Directions for this task: Skip the images. Copy the records exactly as written.

--- Data shown ---

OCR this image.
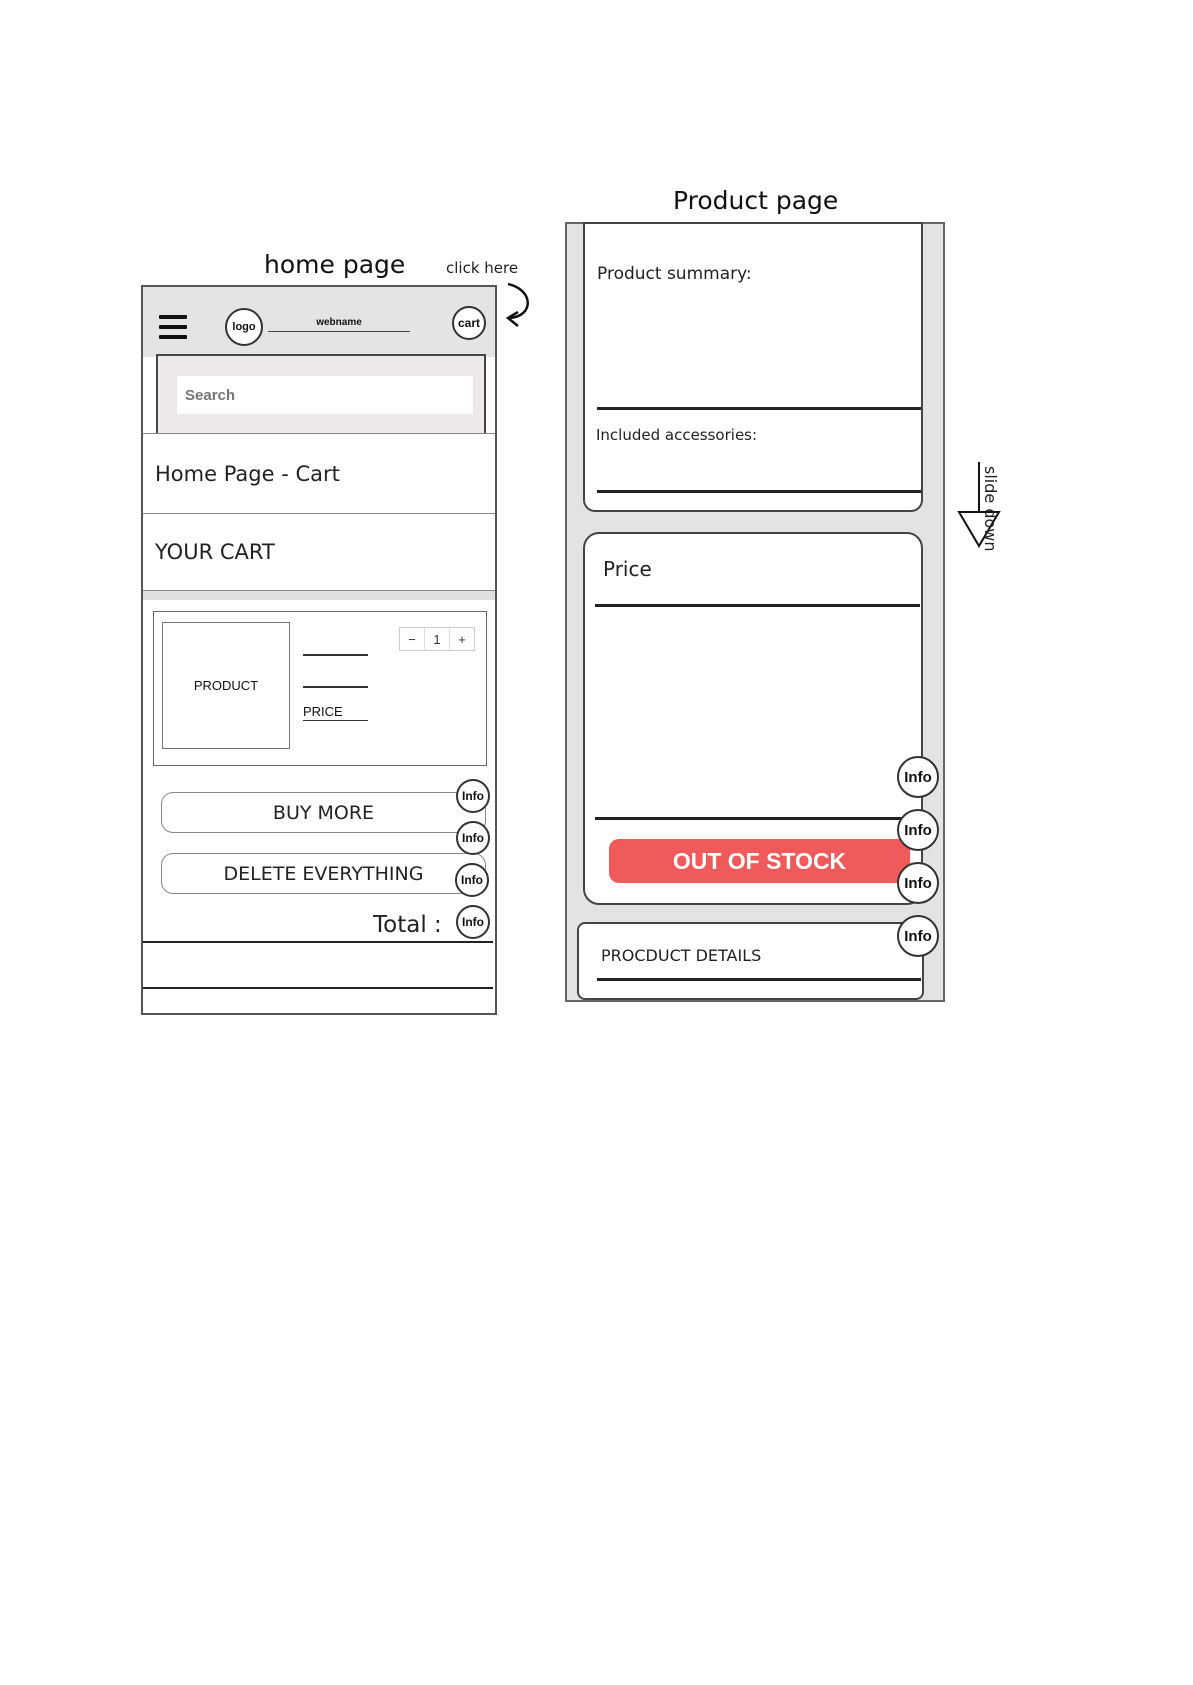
home page
Product page
click here
slide down
logo	webname	cart
Search
Home Page - Cart
YOUR CART
PRODUCT
PRICE
−	1	+
BUY MORE
DELETE EVERYTHING
Total :
Info
Info
Info
Info
Product summary:
Included accessories:
Price
OUT OF STOCK
PROCDUCT DETAILS
Info
Info
Info
Info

---

Exercise result:
OCR this image.
home page
Product page
click here
slide down
logo	webname	cart
Search
Home Page - Cart
YOUR CART
PRODUCT
PRICE
−	1	+
BUY MORE
DELETE EVERYTHING
Total :
Info
Info
Info
Info
Product summary:
Included accessories:
Price
OUT OF STOCK
PROCDUCT DETAILS
Info
Info
Info
Info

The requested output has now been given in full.